[TASK BRIEF]
Quote the full listing word for word.

[RAW DATA]
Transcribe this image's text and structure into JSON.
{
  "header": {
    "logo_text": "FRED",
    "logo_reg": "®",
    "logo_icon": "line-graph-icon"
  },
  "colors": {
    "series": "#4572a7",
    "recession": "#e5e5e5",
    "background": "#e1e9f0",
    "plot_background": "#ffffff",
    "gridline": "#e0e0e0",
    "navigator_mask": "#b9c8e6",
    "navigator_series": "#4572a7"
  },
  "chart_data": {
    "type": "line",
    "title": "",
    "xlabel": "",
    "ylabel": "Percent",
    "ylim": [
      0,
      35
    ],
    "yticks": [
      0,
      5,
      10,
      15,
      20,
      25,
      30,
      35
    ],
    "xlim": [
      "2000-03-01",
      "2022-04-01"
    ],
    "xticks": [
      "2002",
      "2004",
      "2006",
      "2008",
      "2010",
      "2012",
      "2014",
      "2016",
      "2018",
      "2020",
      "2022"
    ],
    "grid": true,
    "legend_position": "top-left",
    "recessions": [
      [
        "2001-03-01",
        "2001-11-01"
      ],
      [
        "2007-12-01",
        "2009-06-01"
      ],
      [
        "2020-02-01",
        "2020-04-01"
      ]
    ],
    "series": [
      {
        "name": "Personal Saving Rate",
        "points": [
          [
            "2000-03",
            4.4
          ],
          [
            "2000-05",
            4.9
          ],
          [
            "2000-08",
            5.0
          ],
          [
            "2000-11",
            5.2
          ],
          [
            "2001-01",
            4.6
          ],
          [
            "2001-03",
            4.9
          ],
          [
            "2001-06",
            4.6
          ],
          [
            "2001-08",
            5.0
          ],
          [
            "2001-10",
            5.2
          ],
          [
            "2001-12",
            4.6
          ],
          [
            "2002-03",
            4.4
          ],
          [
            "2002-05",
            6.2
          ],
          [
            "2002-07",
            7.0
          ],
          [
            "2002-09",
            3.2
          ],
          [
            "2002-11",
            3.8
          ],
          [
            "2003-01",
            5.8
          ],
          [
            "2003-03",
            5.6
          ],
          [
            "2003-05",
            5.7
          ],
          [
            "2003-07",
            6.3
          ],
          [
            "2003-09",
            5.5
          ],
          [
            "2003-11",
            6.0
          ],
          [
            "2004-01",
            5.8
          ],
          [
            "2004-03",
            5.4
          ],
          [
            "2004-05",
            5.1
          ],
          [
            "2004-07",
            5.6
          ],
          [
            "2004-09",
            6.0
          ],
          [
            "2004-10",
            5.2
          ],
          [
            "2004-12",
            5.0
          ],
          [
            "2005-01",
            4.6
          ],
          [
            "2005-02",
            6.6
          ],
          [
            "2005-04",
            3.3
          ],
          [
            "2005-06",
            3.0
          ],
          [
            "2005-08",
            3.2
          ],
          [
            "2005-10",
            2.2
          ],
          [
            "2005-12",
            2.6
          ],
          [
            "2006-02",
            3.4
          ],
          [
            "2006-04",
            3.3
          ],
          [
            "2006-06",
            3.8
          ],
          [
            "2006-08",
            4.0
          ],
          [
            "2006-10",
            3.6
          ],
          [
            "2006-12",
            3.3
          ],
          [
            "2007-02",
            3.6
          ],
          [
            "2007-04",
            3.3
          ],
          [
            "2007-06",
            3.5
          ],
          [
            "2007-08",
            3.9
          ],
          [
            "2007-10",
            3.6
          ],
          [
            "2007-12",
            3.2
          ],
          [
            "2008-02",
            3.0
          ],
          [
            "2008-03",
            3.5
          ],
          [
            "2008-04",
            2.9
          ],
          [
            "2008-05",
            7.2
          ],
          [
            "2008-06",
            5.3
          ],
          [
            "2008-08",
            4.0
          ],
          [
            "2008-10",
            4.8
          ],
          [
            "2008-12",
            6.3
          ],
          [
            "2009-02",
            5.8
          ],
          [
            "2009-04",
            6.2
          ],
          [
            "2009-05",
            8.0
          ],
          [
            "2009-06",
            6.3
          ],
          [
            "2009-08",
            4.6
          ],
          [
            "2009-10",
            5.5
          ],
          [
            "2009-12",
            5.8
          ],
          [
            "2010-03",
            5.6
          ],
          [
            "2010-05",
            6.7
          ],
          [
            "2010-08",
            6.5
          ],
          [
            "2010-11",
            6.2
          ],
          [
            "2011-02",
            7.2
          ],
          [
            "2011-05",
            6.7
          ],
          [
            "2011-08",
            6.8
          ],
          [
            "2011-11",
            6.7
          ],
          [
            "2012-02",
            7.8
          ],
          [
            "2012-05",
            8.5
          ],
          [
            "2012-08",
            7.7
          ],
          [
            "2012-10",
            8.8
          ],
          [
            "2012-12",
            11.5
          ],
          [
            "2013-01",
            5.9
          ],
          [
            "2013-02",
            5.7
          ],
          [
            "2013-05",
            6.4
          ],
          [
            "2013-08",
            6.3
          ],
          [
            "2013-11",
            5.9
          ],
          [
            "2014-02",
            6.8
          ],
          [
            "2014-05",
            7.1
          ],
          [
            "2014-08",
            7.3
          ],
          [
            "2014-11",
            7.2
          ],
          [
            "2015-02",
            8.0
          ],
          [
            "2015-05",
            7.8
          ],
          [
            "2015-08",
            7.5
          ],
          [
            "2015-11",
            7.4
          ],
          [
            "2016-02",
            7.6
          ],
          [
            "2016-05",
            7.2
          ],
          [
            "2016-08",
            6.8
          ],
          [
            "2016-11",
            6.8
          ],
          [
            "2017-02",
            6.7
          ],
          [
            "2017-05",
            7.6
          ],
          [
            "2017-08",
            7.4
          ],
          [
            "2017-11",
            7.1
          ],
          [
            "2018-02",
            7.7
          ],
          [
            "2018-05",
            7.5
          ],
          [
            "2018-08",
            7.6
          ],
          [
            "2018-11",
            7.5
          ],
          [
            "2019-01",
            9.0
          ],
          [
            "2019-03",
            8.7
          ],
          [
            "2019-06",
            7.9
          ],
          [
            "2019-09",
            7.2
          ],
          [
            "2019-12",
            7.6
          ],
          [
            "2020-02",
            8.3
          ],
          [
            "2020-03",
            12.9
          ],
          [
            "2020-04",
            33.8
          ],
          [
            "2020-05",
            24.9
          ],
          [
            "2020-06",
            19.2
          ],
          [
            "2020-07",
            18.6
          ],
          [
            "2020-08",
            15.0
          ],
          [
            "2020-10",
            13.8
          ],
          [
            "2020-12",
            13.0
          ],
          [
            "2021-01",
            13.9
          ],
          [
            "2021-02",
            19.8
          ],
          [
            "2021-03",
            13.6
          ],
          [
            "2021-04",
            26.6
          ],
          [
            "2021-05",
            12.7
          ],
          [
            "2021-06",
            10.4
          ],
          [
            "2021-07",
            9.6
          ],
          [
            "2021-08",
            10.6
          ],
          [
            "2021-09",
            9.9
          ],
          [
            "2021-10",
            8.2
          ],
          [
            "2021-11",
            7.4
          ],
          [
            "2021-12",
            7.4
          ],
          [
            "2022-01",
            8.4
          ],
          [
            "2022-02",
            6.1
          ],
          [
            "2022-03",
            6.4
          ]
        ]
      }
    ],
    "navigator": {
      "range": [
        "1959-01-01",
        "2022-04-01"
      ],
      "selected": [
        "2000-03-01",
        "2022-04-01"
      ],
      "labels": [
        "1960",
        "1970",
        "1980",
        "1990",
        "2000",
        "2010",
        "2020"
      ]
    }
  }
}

[ANSWER TO THE EXERCISE]
Transcribe this image's text and structure into JSON.
{
  "header": {
    "logo_text": "FRED",
    "logo_reg": "®",
    "logo_icon": "line-graph-icon"
  },
  "colors": {
    "series": "#4572a7",
    "recession": "#e5e5e5",
    "background": "#e1e9f0",
    "plot_background": "#ffffff",
    "gridline": "#e0e0e0",
    "navigator_mask": "#b9c8e6",
    "navigator_series": "#4572a7"
  },
  "chart_data": {
    "type": "line",
    "title": "",
    "xlabel": "",
    "ylabel": "Percent",
    "ylim": [
      0,
      35
    ],
    "yticks": [
      0,
      5,
      10,
      15,
      20,
      25,
      30,
      35
    ],
    "xlim": [
      "2000-03-01",
      "2022-04-01"
    ],
    "xticks": [
      "2002",
      "2004",
      "2006",
      "2008",
      "2010",
      "2012",
      "2014",
      "2016",
      "2018",
      "2020",
      "2022"
    ],
    "grid": true,
    "legend_position": "top-left",
    "recessions": [
      [
        "2001-03-01",
        "2001-11-01"
      ],
      [
        "2007-12-01",
        "2009-06-01"
      ],
      [
        "2020-02-01",
        "2020-04-01"
      ]
    ],
    "series": [
      {
        "name": "Personal Saving Rate",
        "points": [
          [
            "2000-03",
            4.4
          ],
          [
            "2000-05",
            4.9
          ],
          [
            "2000-08",
            5.0
          ],
          [
            "2000-11",
            5.2
          ],
          [
            "2001-01",
            4.6
          ],
          [
            "2001-03",
            4.9
          ],
          [
            "2001-06",
            4.6
          ],
          [
            "2001-08",
            5.0
          ],
          [
            "2001-10",
            5.2
          ],
          [
            "2001-12",
            4.6
          ],
          [
            "2002-03",
            4.4
          ],
          [
            "2002-05",
            6.2
          ],
          [
            "2002-07",
            7.0
          ],
          [
            "2002-09",
            3.2
          ],
          [
            "2002-11",
            3.8
          ],
          [
            "2003-01",
            5.8
          ],
          [
            "2003-03",
            5.6
          ],
          [
            "2003-05",
            5.7
          ],
          [
            "2003-07",
            6.3
          ],
          [
            "2003-09",
            5.5
          ],
          [
            "2003-11",
            6.0
          ],
          [
            "2004-01",
            5.8
          ],
          [
            "2004-03",
            5.4
          ],
          [
            "2004-05",
            5.1
          ],
          [
            "2004-07",
            5.6
          ],
          [
            "2004-09",
            6.0
          ],
          [
            "2004-10",
            5.2
          ],
          [
            "2004-12",
            5.0
          ],
          [
            "2005-01",
            4.6
          ],
          [
            "2005-02",
            6.6
          ],
          [
            "2005-04",
            3.3
          ],
          [
            "2005-06",
            3.0
          ],
          [
            "2005-08",
            3.2
          ],
          [
            "2005-10",
            2.2
          ],
          [
            "2005-12",
            2.6
          ],
          [
            "2006-02",
            3.4
          ],
          [
            "2006-04",
            3.3
          ],
          [
            "2006-06",
            3.8
          ],
          [
            "2006-08",
            4.0
          ],
          [
            "2006-10",
            3.6
          ],
          [
            "2006-12",
            3.3
          ],
          [
            "2007-02",
            3.6
          ],
          [
            "2007-04",
            3.3
          ],
          [
            "2007-06",
            3.5
          ],
          [
            "2007-08",
            3.9
          ],
          [
            "2007-10",
            3.6
          ],
          [
            "2007-12",
            3.2
          ],
          [
            "2008-02",
            3.0
          ],
          [
            "2008-03",
            3.5
          ],
          [
            "2008-04",
            2.9
          ],
          [
            "2008-05",
            7.2
          ],
          [
            "2008-06",
            5.3
          ],
          [
            "2008-08",
            4.0
          ],
          [
            "2008-10",
            4.8
          ],
          [
            "2008-12",
            6.3
          ],
          [
            "2009-02",
            5.8
          ],
          [
            "2009-04",
            6.2
          ],
          [
            "2009-05",
            8.0
          ],
          [
            "2009-06",
            6.3
          ],
          [
            "2009-08",
            4.6
          ],
          [
            "2009-10",
            5.5
          ],
          [
            "2009-12",
            5.8
          ],
          [
            "2010-03",
            5.6
          ],
          [
            "2010-05",
            6.7
          ],
          [
            "2010-08",
            6.5
          ],
          [
            "2010-11",
            6.2
          ],
          [
            "2011-02",
            7.2
          ],
          [
            "2011-05",
            6.7
          ],
          [
            "2011-08",
            6.8
          ],
          [
            "2011-11",
            6.7
          ],
          [
            "2012-02",
            7.8
          ],
          [
            "2012-05",
            8.5
          ],
          [
            "2012-08",
            7.7
          ],
          [
            "2012-10",
            8.8
          ],
          [
            "2012-12",
            11.5
          ],
          [
            "2013-01",
            5.9
          ],
          [
            "2013-02",
            5.7
          ],
          [
            "2013-05",
            6.4
          ],
          [
            "2013-08",
            6.3
          ],
          [
            "2013-11",
            5.9
          ],
          [
            "2014-02",
            6.8
          ],
          [
            "2014-05",
            7.1
          ],
          [
            "2014-08",
            7.3
          ],
          [
            "2014-11",
            7.2
          ],
          [
            "2015-02",
            8.0
          ],
          [
            "2015-05",
            7.8
          ],
          [
            "2015-08",
            7.5
          ],
          [
            "2015-11",
            7.4
          ],
          [
            "2016-02",
            7.6
          ],
          [
            "2016-05",
            7.2
          ],
          [
            "2016-08",
            6.8
          ],
          [
            "2016-11",
            6.8
          ],
          [
            "2017-02",
            6.7
          ],
          [
            "2017-05",
            7.6
          ],
          [
            "2017-08",
            7.4
          ],
          [
            "2017-11",
            7.1
          ],
          [
            "2018-02",
            7.7
          ],
          [
            "2018-05",
            7.5
          ],
          [
            "2018-08",
            7.6
          ],
          [
            "2018-11",
            7.5
          ],
          [
            "2019-01",
            9.0
          ],
          [
            "2019-03",
            8.7
          ],
          [
            "2019-06",
            7.9
          ],
          [
            "2019-09",
            7.2
          ],
          [
            "2019-12",
            7.6
          ],
          [
            "2020-02",
            8.3
          ],
          [
            "2020-03",
            12.9
          ],
          [
            "2020-04",
            33.8
          ],
          [
            "2020-05",
            24.9
          ],
          [
            "2020-06",
            19.2
          ],
          [
            "2020-07",
            18.6
          ],
          [
            "2020-08",
            15.0
          ],
          [
            "2020-10",
            13.8
          ],
          [
            "2020-12",
            13.0
          ],
          [
            "2021-01",
            13.9
          ],
          [
            "2021-02",
            19.8
          ],
          [
            "2021-03",
            13.6
          ],
          [
            "2021-04",
            26.6
          ],
          [
            "2021-05",
            12.7
          ],
          [
            "2021-06",
            10.4
          ],
          [
            "2021-07",
            9.6
          ],
          [
            "2021-08",
            10.6
          ],
          [
            "2021-09",
            9.9
          ],
          [
            "2021-10",
            8.2
          ],
          [
            "2021-11",
            7.4
          ],
          [
            "2021-12",
            7.4
          ],
          [
            "2022-01",
            8.4
          ],
          [
            "2022-02",
            6.1
          ],
          [
            "2022-03",
            6.4
          ]
        ]
      }
    ],
    "navigator": {
      "range": [
        "1959-01-01",
        "2022-04-01"
      ],
      "selected": [
        "2000-03-01",
        "2022-04-01"
      ],
      "labels": [
        "1960",
        "1970",
        "1980",
        "1990",
        "2000",
        "2010",
        "2020"
      ]
    }
  }
}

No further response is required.